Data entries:
=======

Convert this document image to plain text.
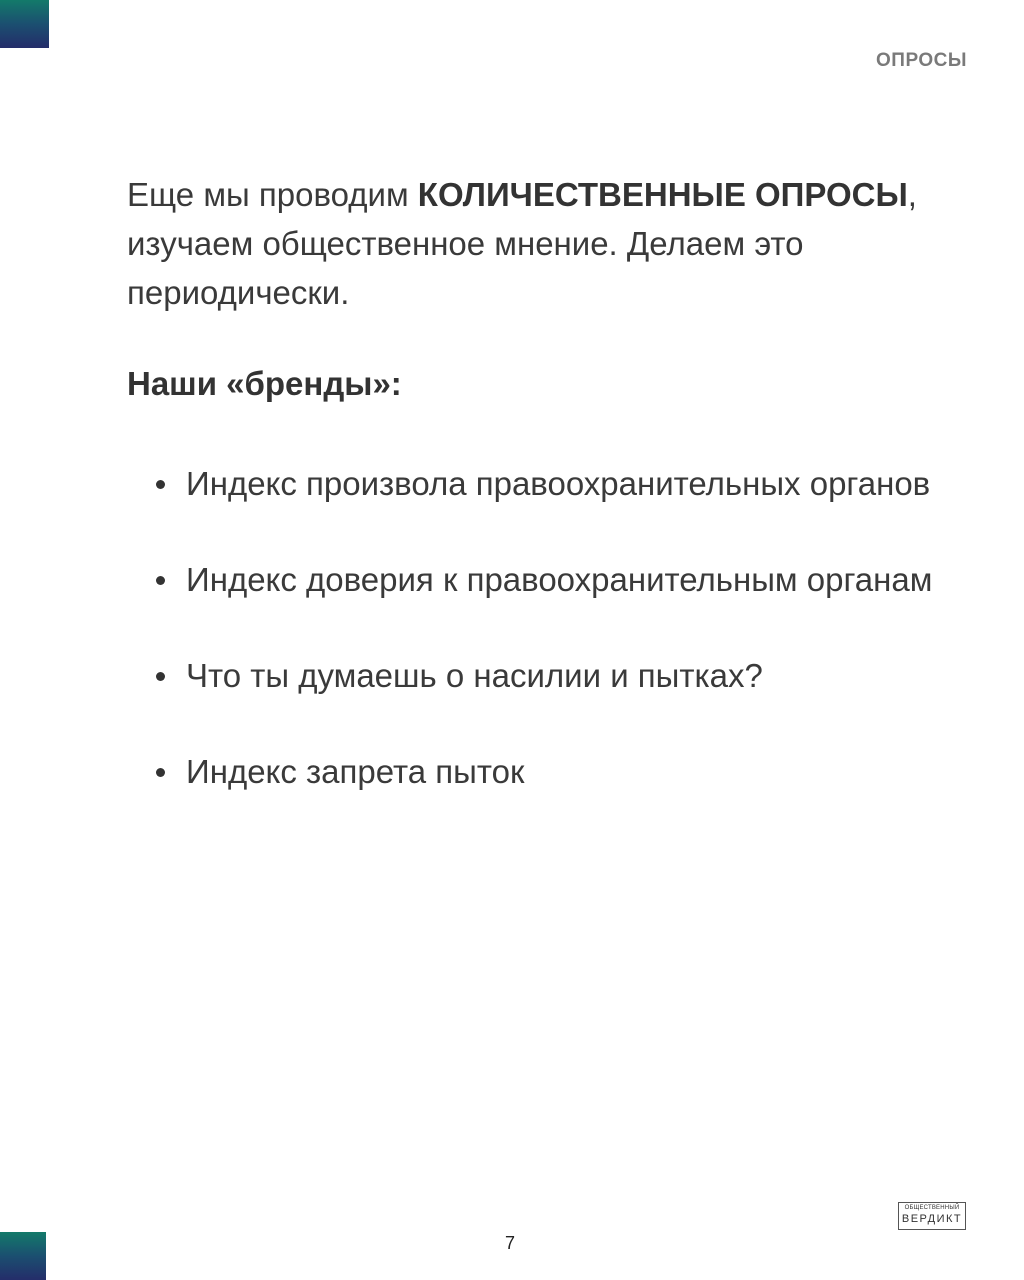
ОПРОСЫ

Еще мы проводим КОЛИЧЕСТВЕННЫЕ ОПРОСЫ, изучаем общественное мнение. Делаем это периодически.

Наши «бренды»:
Индекс произвола правоохранительных органов
Индекс доверия к правоохранительным органам
Что ты думаешь о насилии и пытках?
Индекс запрета пыток
ОБЩЕСТВЕННЫЙ
ВЕРДИКТ
7
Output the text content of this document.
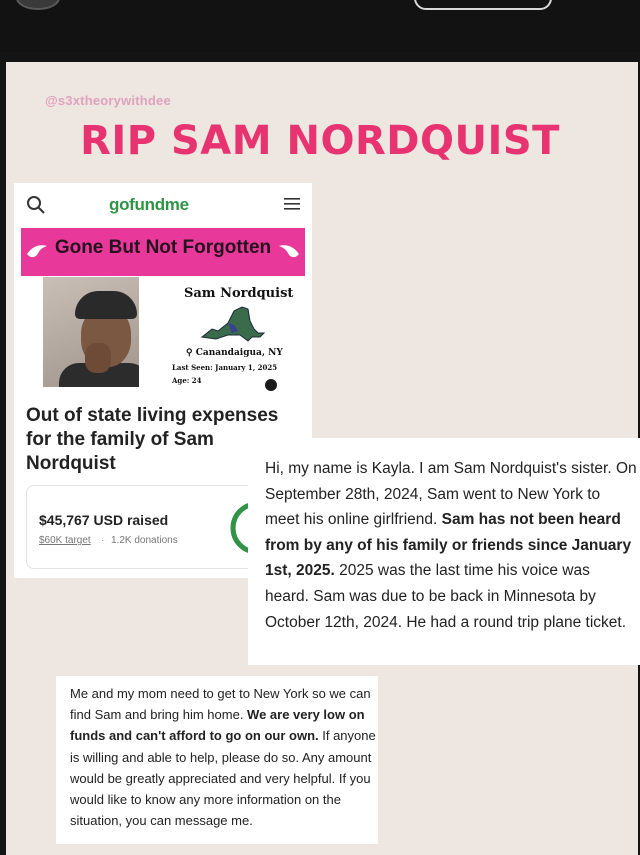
@s3xtheorywithdee
RIP SAM NORDQUIST
gofundme
Gone But Not Forgotten
Sam Nordquist
⚲ Canandaigua, NY
Last Seen: January 1, 2025
Age: 24
Out of state living expenses for the family of Sam Nordquist
$45,767 USD raised
$60K target · 1.2K donations
Hi, my name is Kayla. I am Sam Nordquist's sister. On September 28th, 2024, Sam went to New York to meet his online girlfriend. Sam has not been heard from by any of his family or friends since January 1st, 2025. 2025 was the last time his voice was heard. Sam was due to be back in Minnesota by October 12th, 2024. He had a round trip plane ticket.
Me and my mom need to get to New York so we can find Sam and bring him home. We are very low on funds and can't afford to go on our own. If anyone is willing and able to help, please do so. Any amount would be greatly appreciated and very helpful. If you would like to know any more information on the situation, you can message me.
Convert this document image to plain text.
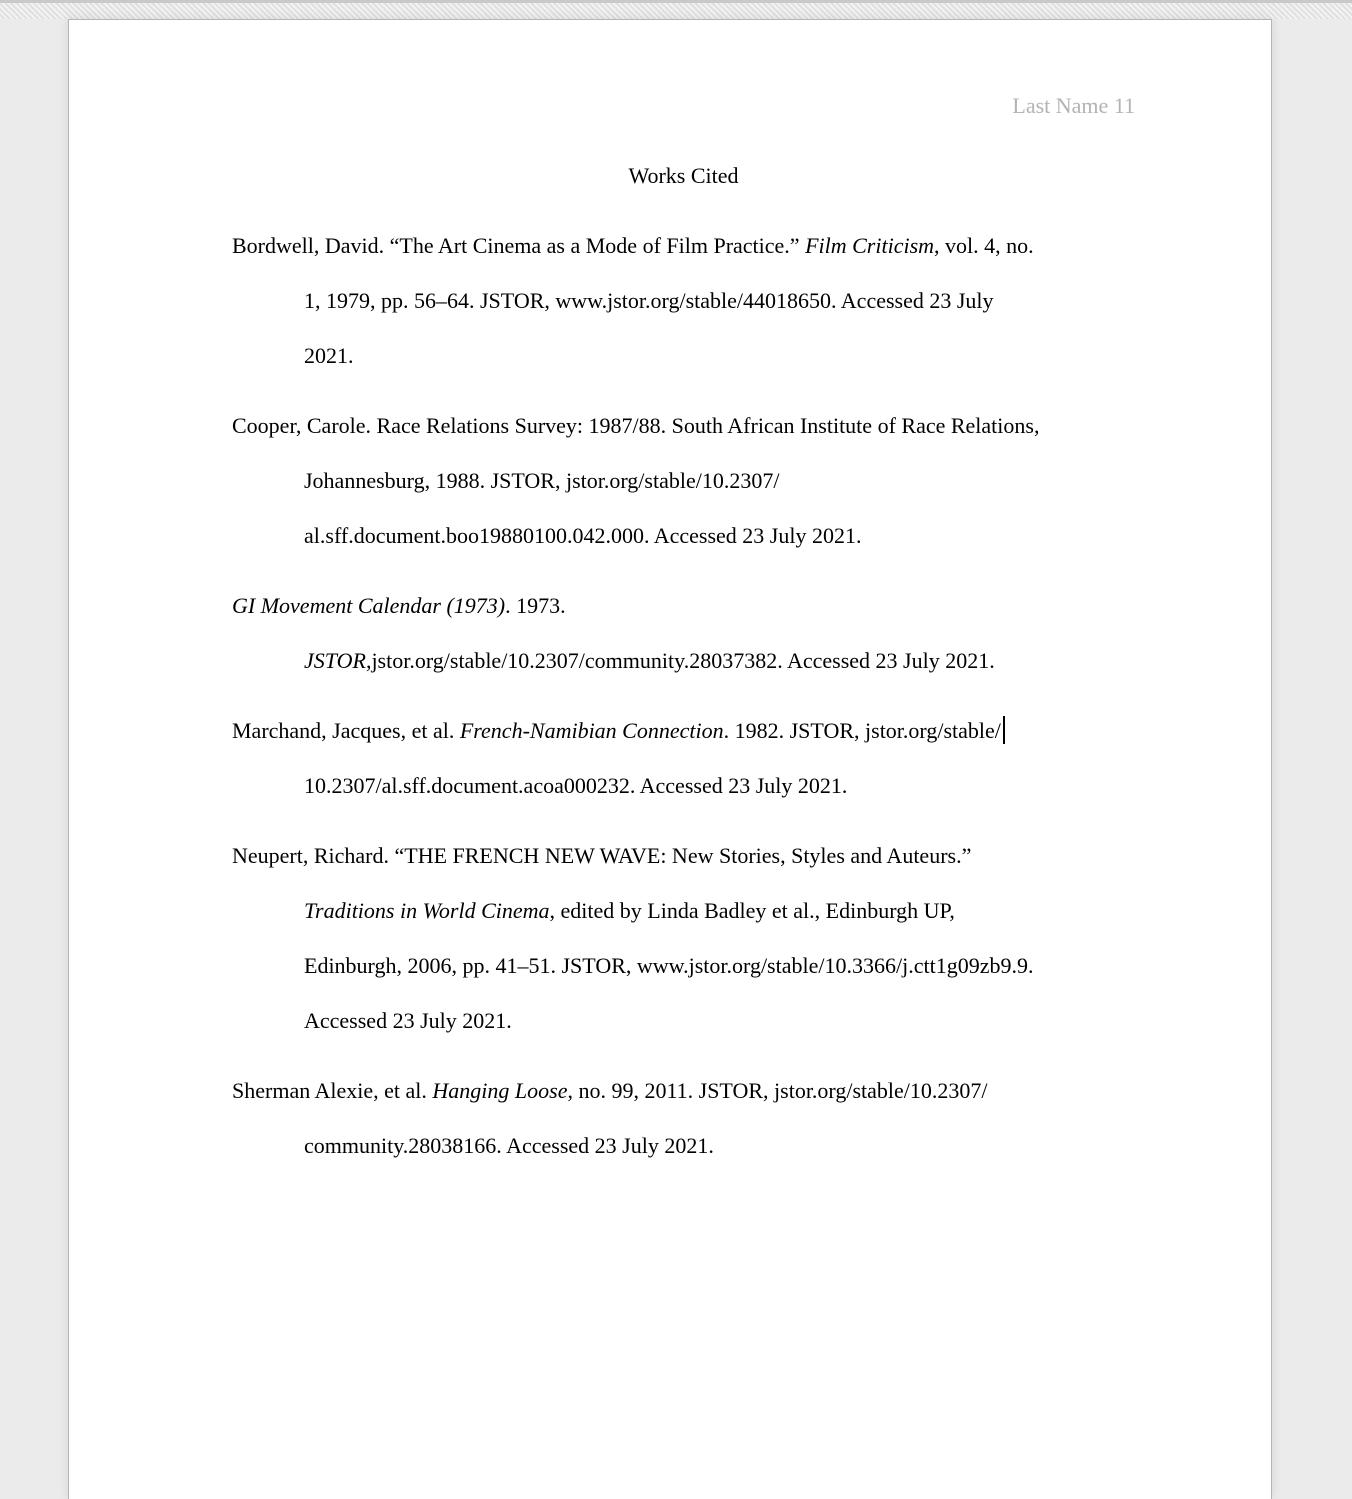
Last Name 11
Works Cited
Bordwell, David. “The Art Cinema as a Mode of Film Practice.” Film Criticism, vol. 4, no.
1, 1979, pp. 56–64. JSTOR, www.jstor.org/stable/44018650. Accessed 23 July
2021.
Cooper, Carole. Race Relations Survey: 1987/88. South African Institute of Race Relations,
Johannesburg, 1988. JSTOR, jstor.org/stable/10.2307/
al.sff.document.boo19880100.042.000. Accessed 23 July 2021.
GI Movement Calendar (1973). 1973.
JSTOR,jstor.org/stable/10.2307/community.28037382. Accessed 23 July 2021.
Marchand, Jacques, et al. French-Namibian Connection. 1982. JSTOR, jstor.org/stable/
10.2307/al.sff.document.acoa000232. Accessed 23 July 2021.
Neupert, Richard. “THE FRENCH NEW WAVE: New Stories, Styles and Auteurs.”
Traditions in World Cinema, edited by Linda Badley et al., Edinburgh UP,
Edinburgh, 2006, pp. 41–51. JSTOR, www.jstor.org/stable/10.3366/j.ctt1g09zb9.9.
Accessed 23 July 2021.
Sherman Alexie, et al. Hanging Loose, no. 99, 2011. JSTOR, jstor.org/stable/10.2307/
community.28038166. Accessed 23 July 2021.
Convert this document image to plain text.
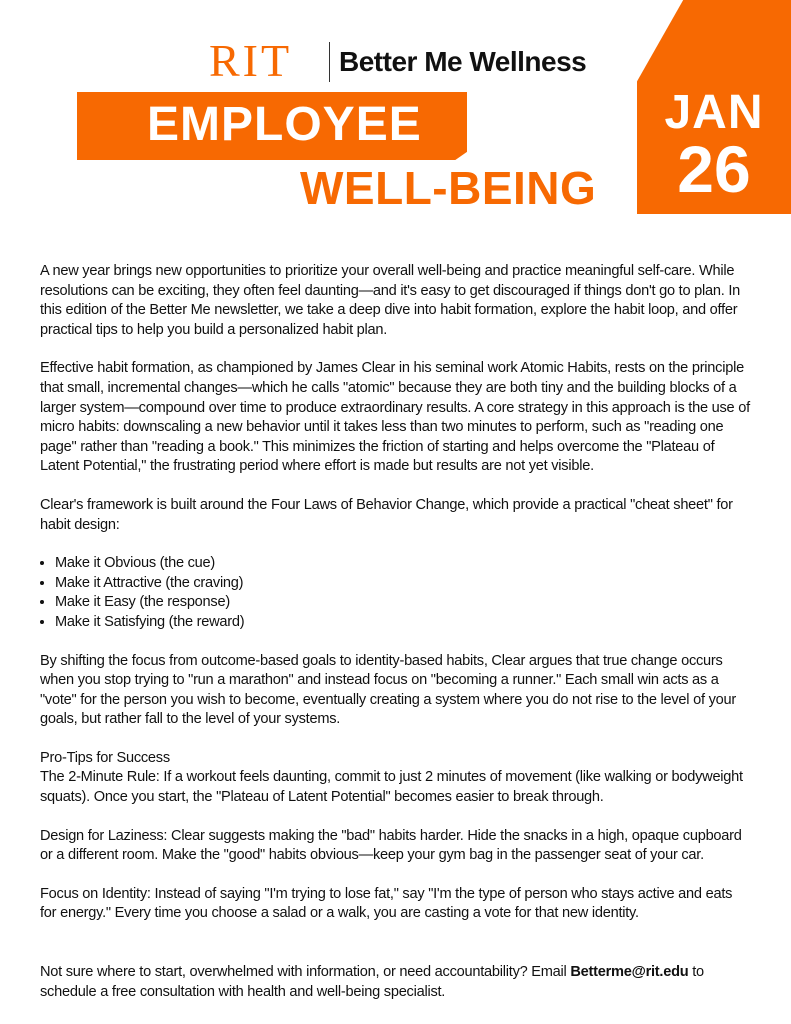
RIT Better Me Wellness
EMPLOYEE
WELL-BEING
JAN
26

A new year brings new opportunities to prioritize your overall well-being and practice meaningful self-care. While resolutions can be exciting, they often feel daunting—and it's easy to get discouraged if things don't go to plan. In this edition of the Better Me newsletter, we take a deep dive into habit formation, explore the habit loop, and offer practical tips to help you build a personalized habit plan.

Effective habit formation, as championed by James Clear in his seminal work Atomic Habits, rests on the principle that small, incremental changes—which he calls "atomic" because they are both tiny and the building blocks of a larger system—compound over time to produce extraordinary results. A core strategy in this approach is the use of micro habits: downscaling a new behavior until it takes less than two minutes to perform, such as "reading one page" rather than "reading a book." This minimizes the friction of starting and helps overcome the "Plateau of Latent Potential," the frustrating period where effort is made but results are not yet visible.

Clear's framework is built around the Four Laws of Behavior Change, which provide a practical "cheat sheet" for habit design:

• Make it Obvious (the cue)
• Make it Attractive (the craving)
• Make it Easy (the response)
• Make it Satisfying (the reward)

By shifting the focus from outcome-based goals to identity-based habits, Clear argues that true change occurs when you stop trying to "run a marathon" and instead focus on "becoming a runner." Each small win acts as a "vote" for the person you wish to become, eventually creating a system where you do not rise to the level of your goals, but rather fall to the level of your systems.

Pro-Tips for Success

The 2-Minute Rule: If a workout feels daunting, commit to just 2 minutes of movement (like walking or bodyweight squats). Once you start, the "Plateau of Latent Potential" becomes easier to break through.

Design for Laziness: Clear suggests making the "bad" habits harder. Hide the snacks in a high, opaque cupboard or a different room. Make the "good" habits obvious—keep your gym bag in the passenger seat of your car.

Focus on Identity: Instead of saying "I'm trying to lose fat," say "I'm the type of person who stays active and eats for energy." Every time you choose a salad or a walk, you are casting a vote for that new identity.

Not sure where to start, overwhelmed with information, or need accountability? Email Betterme@rit.edu to schedule a free consultation with health and well-being specialist.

=======

*Aim*: Reproduce the data above in full, exactly as it is, with the pictures left out.

*Solution to the exercise*:
Convert this document image to plain text.
ОПРОСЫ

Еще мы проводим КОЛИЧЕСТВЕННЫЕ ОПРОСЫ, изучаем общественное мнение. Делаем это периодически.

Наши «бренды»:
Индекс произвола правоохранительных органов
Индекс доверия к правоохранительным органам
Что ты думаешь о насилии и пытках?
Индекс запрета пыток
ОБЩЕСТВЕННЫЙ
ВЕРДИКТ
7
Output the text content of this document.
@s3xtheorywithdee
RIP SAM NORDQUIST
gofundme
Gone But Not Forgotten
Sam Nordquist
⚲ Canandaigua, NY
Last Seen: January 1, 2025
Age: 24
Out of state living expenses for the family of Sam Nordquist
$45,767 USD raised
$60K target · 1.2K donations
Hi, my name is Kayla. I am Sam Nordquist's sister. On September 28th, 2024, Sam went to New York to meet his online girlfriend. Sam has not been heard from by any of his family or friends since January 1st, 2025. 2025 was the last time his voice was heard. Sam was due to be back in Minnesota by October 12th, 2024. He had a round trip plane ticket.
Me and my mom need to get to New York so we can find Sam and bring him home. We are very low on funds and can't afford to go on our own. If anyone is willing and able to help, please do so. Any amount would be greatly appreciated and very helpful. If you would like to know any more information on the situation, you can message me.
Convert this document image to plain text.
Last Name 11
Works Cited
Bordwell, David. “The Art Cinema as a Mode of Film Practice.” Film Criticism, vol. 4, no.
1, 1979, pp. 56–64. JSTOR, www.jstor.org/stable/44018650. Accessed 23 July
2021.
Cooper, Carole. Race Relations Survey: 1987/88. South African Institute of Race Relations,
Johannesburg, 1988. JSTOR, jstor.org/stable/10.2307/
al.sff.document.boo19880100.042.000. Accessed 23 July 2021.
GI Movement Calendar (1973). 1973.
JSTOR,jstor.org/stable/10.2307/community.28037382. Accessed 23 July 2021.
Marchand, Jacques, et al. French-Namibian Connection. 1982. JSTOR, jstor.org/stable/
10.2307/al.sff.document.acoa000232. Accessed 23 July 2021.
Neupert, Richard. “THE FRENCH NEW WAVE: New Stories, Styles and Auteurs.”
Traditions in World Cinema, edited by Linda Badley et al., Edinburgh UP,
Edinburgh, 2006, pp. 41–51. JSTOR, www.jstor.org/stable/10.3366/j.ctt1g09zb9.9.
Accessed 23 July 2021.
Sherman Alexie, et al. Hanging Loose, no. 99, 2011. JSTOR, jstor.org/stable/10.2307/
community.28038166. Accessed 23 July 2021.
Convert this document image to plain text.
RIT Better Me Wellness
EMPLOYEE
WELL-BEING
JAN
26

A new year brings new opportunities to prioritize your overall well-being and practice meaningful self-care. While resolutions can be exciting, they often feel daunting—and it's easy to get discouraged if things don't go to plan. In this edition of the Better Me newsletter, we take a deep dive into habit formation, explore the habit loop, and offer practical tips to help you build a personalized habit plan.

Effective habit formation, as championed by James Clear in his seminal work Atomic Habits, rests on the principle that small, incremental changes—which he calls "atomic" because they are both tiny and the building blocks of a larger system—compound over time to produce extraordinary results. A core strategy in this approach is the use of micro habits: downscaling a new behavior until it takes less than two minutes to perform, such as "reading one page" rather than "reading a book." This minimizes the friction of starting and helps overcome the "Plateau of Latent Potential," the frustrating period where effort is made but results are not yet visible.

Clear's framework is built around the Four Laws of Behavior Change, which provide a practical "cheat sheet" for habit design:

• Make it Obvious (the cue)
• Make it Attractive (the craving)
• Make it Easy (the response)
• Make it Satisfying (the reward)

By shifting the focus from outcome-based goals to identity-based habits, Clear argues that true change occurs when you stop trying to "run a marathon" and instead focus on "becoming a runner." Each small win acts as a "vote" for the person you wish to become, eventually creating a system where you do not rise to the level of your goals, but rather fall to the level of your systems.

Pro-Tips for Success

The 2-Minute Rule: If a workout feels daunting, commit to just 2 minutes of movement (like walking or bodyweight squats). Once you start, the "Plateau of Latent Potential" becomes easier to break through.

Design for Laziness: Clear suggests making the "bad" habits harder. Hide the snacks in a high, opaque cupboard or a different room. Make the "good" habits obvious—keep your gym bag in the passenger seat of your car.

Focus on Identity: Instead of saying "I'm trying to lose fat," say "I'm the type of person who stays active and eats for energy." Every time you choose a salad or a walk, you are casting a vote for that new identity.

Not sure where to start, overwhelmed with information, or need accountability? Email Betterme@rit.edu to schedule a free consultation with health and well-being specialist.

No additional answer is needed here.